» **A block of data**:
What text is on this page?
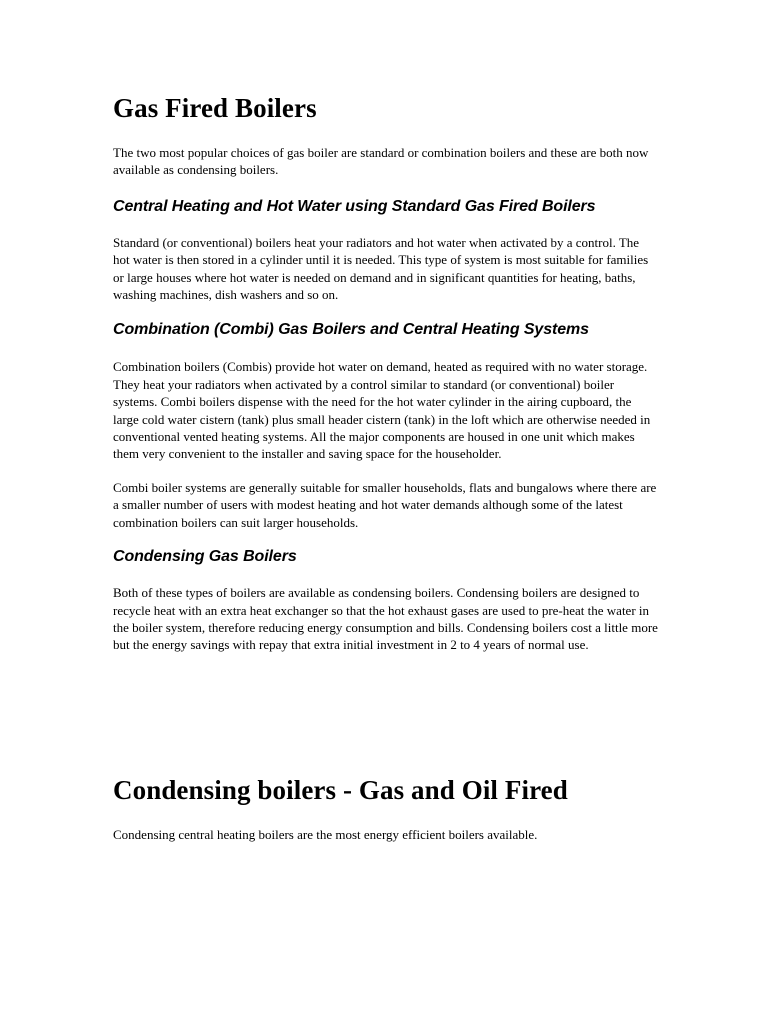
Gas Fired Boilers

The two most popular choices of gas boiler are standard or combination boilers and these are both now available as condensing boilers.

Central Heating and Hot Water using Standard Gas Fired Boilers

Standard (or conventional) boilers heat your radiators and hot water when activated by a control. The hot water is then stored in a cylinder until it is needed. This type of system is most suitable for families or large houses where hot water is needed on demand and in significant quantities for heating, baths, washing machines, dish washers and so on.

Combination (Combi) Gas Boilers and Central Heating Systems

Combination boilers (Combis) provide hot water on demand, heated as required with no water storage. They heat your radiators when activated by a control similar to standard (or conventional) boiler systems. Combi boilers dispense with the need for the hot water cylinder in the airing cupboard, the large cold water cistern (tank) plus small header cistern (tank) in the loft which are otherwise needed in conventional vented heating systems. All the major components are housed in one unit which makes them very convenient to the installer and saving space for the householder.

Combi boiler systems are generally suitable for smaller households, flats and bungalows where there are a smaller number of users with modest heating and hot water demands although some of the latest combination boilers can suit larger households.

Condensing Gas Boilers

Both of these types of boilers are available as condensing boilers. Condensing boilers are designed to recycle heat with an extra heat exchanger so that the hot exhaust gases are used to pre-heat the water in the boiler system, therefore reducing energy consumption and bills. Condensing boilers cost a little more but the energy savings with repay that extra initial investment in 2 to 4 years of normal use.

Condensing boilers - Gas and Oil Fired

Condensing central heating boilers are the most energy efficient boilers available.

» **What you are asked to do**: On how many lines does the word "cylinder" appear? Answer with only the number.

» **Result below**: 2